Given records

>>

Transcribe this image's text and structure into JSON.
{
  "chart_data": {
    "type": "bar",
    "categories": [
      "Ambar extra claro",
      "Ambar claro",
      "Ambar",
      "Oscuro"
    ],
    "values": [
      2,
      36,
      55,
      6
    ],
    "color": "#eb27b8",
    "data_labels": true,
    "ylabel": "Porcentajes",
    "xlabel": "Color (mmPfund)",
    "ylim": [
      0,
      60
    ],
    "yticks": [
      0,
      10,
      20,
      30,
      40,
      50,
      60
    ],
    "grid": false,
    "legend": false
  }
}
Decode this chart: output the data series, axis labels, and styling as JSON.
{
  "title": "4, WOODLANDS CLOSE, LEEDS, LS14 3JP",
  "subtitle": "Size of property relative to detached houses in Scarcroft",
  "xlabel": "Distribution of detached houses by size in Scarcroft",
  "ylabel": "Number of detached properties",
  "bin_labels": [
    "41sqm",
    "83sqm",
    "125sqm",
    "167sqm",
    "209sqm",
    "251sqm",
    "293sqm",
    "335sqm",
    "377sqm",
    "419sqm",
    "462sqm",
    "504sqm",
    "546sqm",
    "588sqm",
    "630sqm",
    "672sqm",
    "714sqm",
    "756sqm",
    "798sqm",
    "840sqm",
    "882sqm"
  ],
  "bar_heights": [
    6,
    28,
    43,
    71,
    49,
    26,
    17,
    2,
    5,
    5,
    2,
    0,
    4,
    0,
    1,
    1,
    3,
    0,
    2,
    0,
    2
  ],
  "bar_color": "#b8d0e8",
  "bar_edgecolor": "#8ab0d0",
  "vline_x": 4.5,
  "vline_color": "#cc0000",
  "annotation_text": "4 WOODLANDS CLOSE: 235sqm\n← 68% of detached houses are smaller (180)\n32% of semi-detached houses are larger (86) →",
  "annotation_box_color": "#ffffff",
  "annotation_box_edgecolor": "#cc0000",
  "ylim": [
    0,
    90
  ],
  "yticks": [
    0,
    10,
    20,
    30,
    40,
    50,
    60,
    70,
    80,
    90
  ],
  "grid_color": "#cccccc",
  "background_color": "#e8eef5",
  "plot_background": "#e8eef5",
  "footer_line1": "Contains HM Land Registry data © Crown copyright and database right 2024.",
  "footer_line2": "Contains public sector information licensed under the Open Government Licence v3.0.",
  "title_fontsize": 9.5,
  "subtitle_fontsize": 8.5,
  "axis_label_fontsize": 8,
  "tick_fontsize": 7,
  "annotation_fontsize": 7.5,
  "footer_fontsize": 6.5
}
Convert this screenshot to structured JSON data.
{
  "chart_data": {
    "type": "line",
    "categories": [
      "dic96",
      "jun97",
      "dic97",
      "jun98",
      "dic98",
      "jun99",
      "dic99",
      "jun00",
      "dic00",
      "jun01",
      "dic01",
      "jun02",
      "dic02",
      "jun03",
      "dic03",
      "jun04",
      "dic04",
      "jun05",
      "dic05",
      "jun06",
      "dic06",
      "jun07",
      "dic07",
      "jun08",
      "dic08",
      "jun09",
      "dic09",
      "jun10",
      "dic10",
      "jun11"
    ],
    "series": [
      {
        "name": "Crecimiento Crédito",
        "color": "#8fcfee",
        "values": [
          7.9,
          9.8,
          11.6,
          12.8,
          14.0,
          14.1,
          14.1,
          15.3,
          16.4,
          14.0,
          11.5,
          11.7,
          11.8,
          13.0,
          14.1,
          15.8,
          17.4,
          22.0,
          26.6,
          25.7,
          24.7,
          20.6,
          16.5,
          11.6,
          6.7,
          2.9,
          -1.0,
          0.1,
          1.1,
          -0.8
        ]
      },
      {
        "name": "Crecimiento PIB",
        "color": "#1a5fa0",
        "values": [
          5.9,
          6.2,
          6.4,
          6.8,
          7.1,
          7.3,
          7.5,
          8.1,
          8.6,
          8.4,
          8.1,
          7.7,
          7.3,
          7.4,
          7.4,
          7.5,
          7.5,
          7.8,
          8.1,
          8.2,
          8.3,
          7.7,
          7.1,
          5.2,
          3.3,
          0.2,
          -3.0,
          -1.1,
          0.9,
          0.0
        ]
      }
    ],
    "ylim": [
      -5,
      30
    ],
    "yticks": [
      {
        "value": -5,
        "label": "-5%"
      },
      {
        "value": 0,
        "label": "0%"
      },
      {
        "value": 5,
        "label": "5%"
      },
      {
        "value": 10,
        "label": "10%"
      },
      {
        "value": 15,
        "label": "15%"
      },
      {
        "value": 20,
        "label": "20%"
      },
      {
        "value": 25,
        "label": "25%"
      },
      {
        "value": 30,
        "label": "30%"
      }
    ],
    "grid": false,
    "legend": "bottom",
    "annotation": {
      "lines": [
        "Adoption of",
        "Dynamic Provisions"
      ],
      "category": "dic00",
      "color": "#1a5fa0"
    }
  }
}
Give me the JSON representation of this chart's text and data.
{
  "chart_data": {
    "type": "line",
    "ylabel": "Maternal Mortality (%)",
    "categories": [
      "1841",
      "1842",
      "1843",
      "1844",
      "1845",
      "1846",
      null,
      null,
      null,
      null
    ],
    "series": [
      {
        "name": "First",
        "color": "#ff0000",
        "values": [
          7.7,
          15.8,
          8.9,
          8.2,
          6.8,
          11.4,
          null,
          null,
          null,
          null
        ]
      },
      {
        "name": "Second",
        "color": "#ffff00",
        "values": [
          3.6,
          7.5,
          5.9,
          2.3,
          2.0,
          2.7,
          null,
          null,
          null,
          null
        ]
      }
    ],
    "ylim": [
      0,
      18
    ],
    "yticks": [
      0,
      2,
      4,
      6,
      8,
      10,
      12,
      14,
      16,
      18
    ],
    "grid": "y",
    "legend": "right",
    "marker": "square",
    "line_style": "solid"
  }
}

<<

The task
Identify and copy lines that hold the string "ylabel".

Correct output
    "ylabel": "Porcentajes",
  "ylabel": "Number of detached properties",
    "ylabel": "Maternal Mortality (%)",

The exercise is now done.